◆ Task: In the entries that follow, how many lines contain the word "acomodação"? Answer with the number only.

═══

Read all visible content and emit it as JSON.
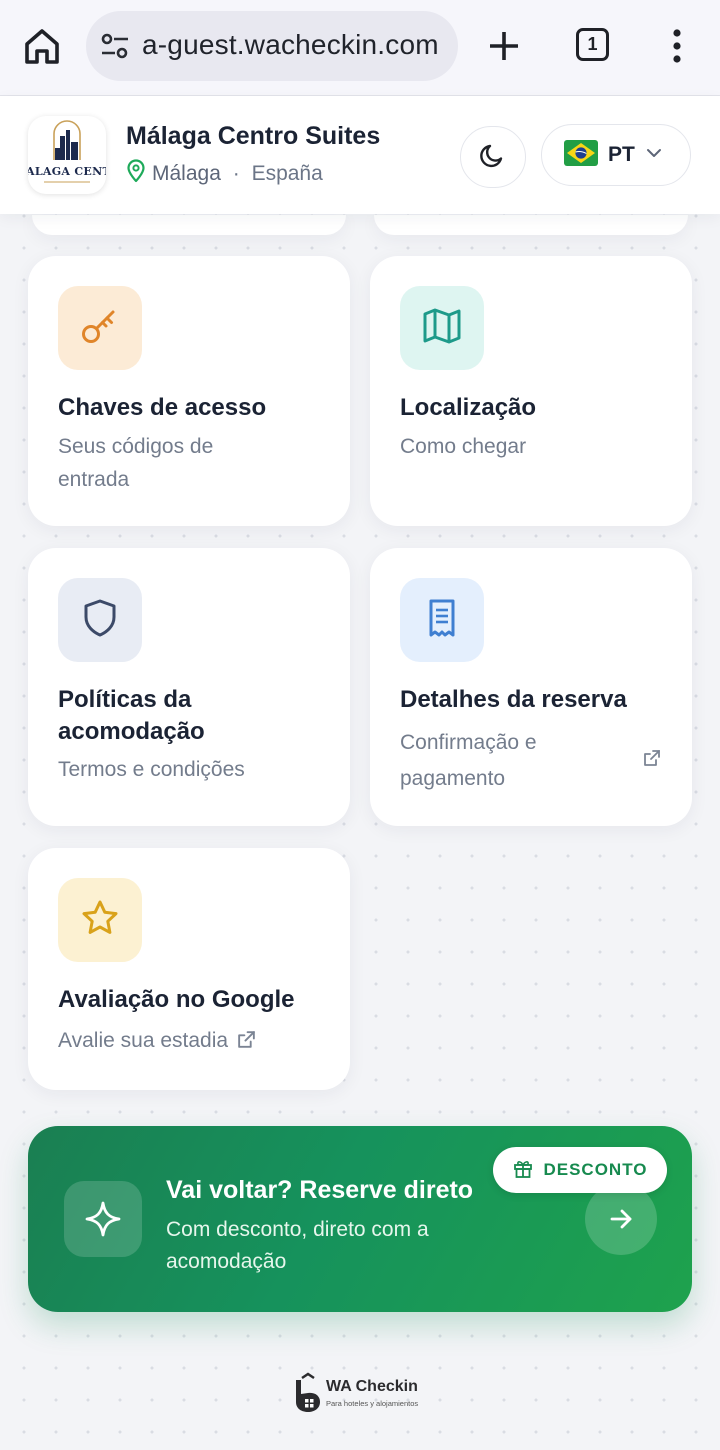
{
  "browser": {
    "url": "a-guest.wacheckin.com",
    "tab_count": "1"
  },
  "header": {
    "property_name": "Málaga Centro Suites",
    "city": "Málaga",
    "separator": " · ",
    "country": "España",
    "logo_text": "ALAGA CENTR",
    "language_code": "PT"
  },
  "cards": [
    {
      "title": "Chaves de acesso",
      "subtitle": "Seus códigos de entrada",
      "icon": "key-icon",
      "tile_color": "#fcebd6",
      "icon_color": "#e0852a"
    },
    {
      "title": "Localização",
      "subtitle": "Como chegar",
      "icon": "map-icon",
      "tile_color": "#def5f1",
      "icon_color": "#1d9a8a"
    },
    {
      "title": "Políticas da acomodação",
      "subtitle": "Termos e condições",
      "icon": "shield-icon",
      "tile_color": "#e8ecf4",
      "icon_color": "#3c4a68"
    },
    {
      "title": "Detalhes da reserva",
      "subtitle": "Confirmação e pagamento",
      "icon": "receipt-icon",
      "tile_color": "#e4effd",
      "icon_color": "#3f7fd1"
    },
    {
      "title": "Avaliação no Google",
      "subtitle": "Avalie sua estadia",
      "icon": "star-icon",
      "tile_color": "#fcf1d2",
      "icon_color": "#d9a21a"
    }
  ],
  "promo": {
    "title": "Vai voltar? Reserve direto",
    "subtitle": "Com desconto, direto com a acomodação",
    "badge": "DESCONTO",
    "color": "#16925c"
  },
  "footer": {
    "brand": "WA Checkin",
    "tagline": "Para hoteles y alojamientos"
  }
}
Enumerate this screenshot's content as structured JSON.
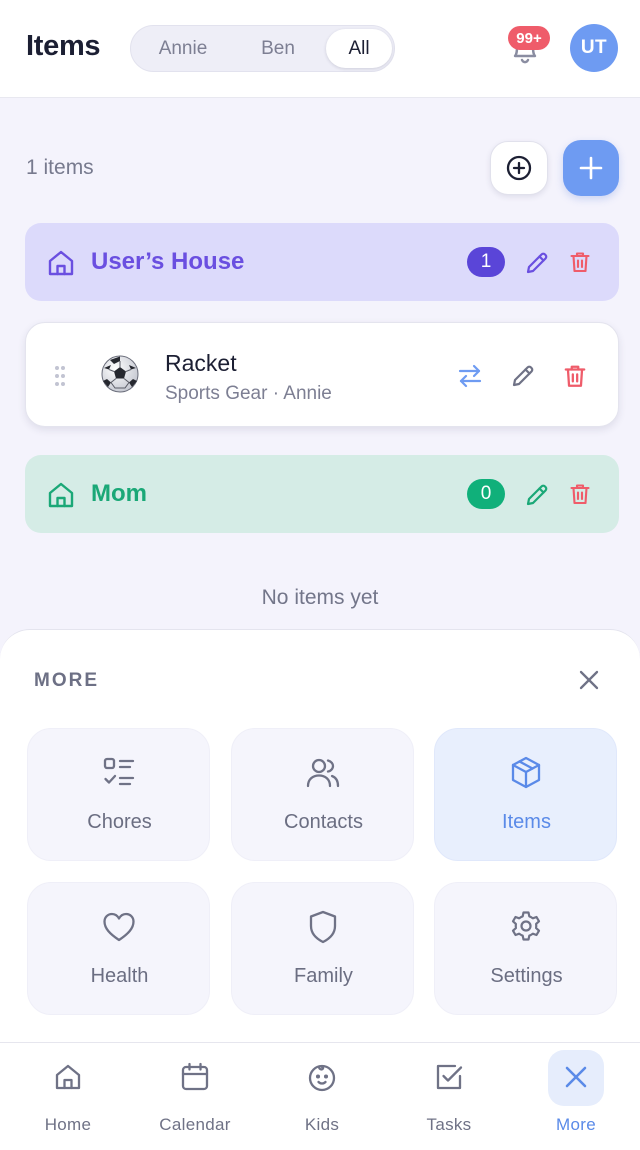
{
  "header": {
    "title": "Items",
    "filters": [
      {
        "label": "Annie",
        "active": false
      },
      {
        "label": "Ben",
        "active": false
      },
      {
        "label": "All",
        "active": true
      }
    ],
    "notification_badge": "99+",
    "avatar_initials": "UT"
  },
  "toolbar": {
    "items_count": "1 items",
    "circle_add_icon": "plus-circle-icon",
    "add_icon": "plus-icon"
  },
  "groups": [
    {
      "name": "User’s House",
      "count": "1",
      "color": "#6a4fe0",
      "background": "#dcdafb",
      "icon": "home-icon"
    },
    {
      "name": "Mom",
      "count": "0",
      "color": "#1aa877",
      "background": "#d5ece6",
      "icon": "home-icon"
    }
  ],
  "item": {
    "name": "Racket",
    "meta": "Sports Gear · Annie",
    "icon": "soccer-ball-icon"
  },
  "empty_state": "No items yet",
  "more_sheet": {
    "title": "MORE",
    "tiles": [
      {
        "label": "Chores",
        "icon": "checklist-icon",
        "active": false
      },
      {
        "label": "Contacts",
        "icon": "users-icon",
        "active": false
      },
      {
        "label": "Items",
        "icon": "box-icon",
        "active": true
      },
      {
        "label": "Health",
        "icon": "heart-icon",
        "active": false
      },
      {
        "label": "Family",
        "icon": "shield-icon",
        "active": false
      },
      {
        "label": "Settings",
        "icon": "gear-icon",
        "active": false
      }
    ]
  },
  "bottom_nav": [
    {
      "label": "Home",
      "icon": "home-icon",
      "active": false
    },
    {
      "label": "Calendar",
      "icon": "calendar-icon",
      "active": false
    },
    {
      "label": "Kids",
      "icon": "baby-face-icon",
      "active": false
    },
    {
      "label": "Tasks",
      "icon": "checkbox-icon",
      "active": false
    },
    {
      "label": "More",
      "icon": "close-icon",
      "active": true
    }
  ],
  "colors": {
    "accent": "#6e9bf2",
    "danger": "#ef5c6a",
    "page_background": "#f4f3fc"
  }
}
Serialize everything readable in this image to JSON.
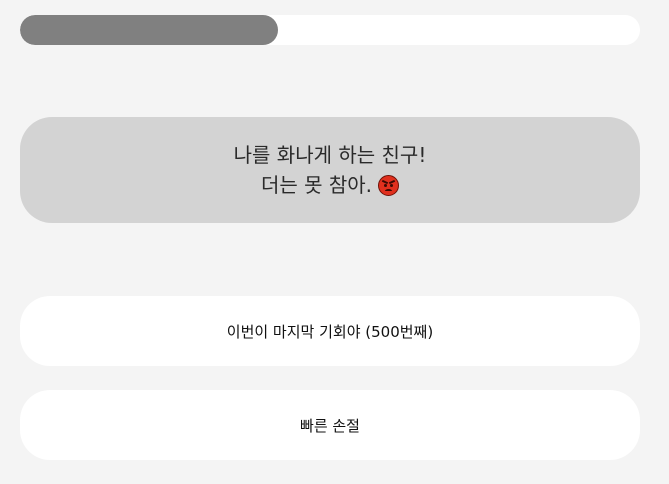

═══

◆ Full response: 2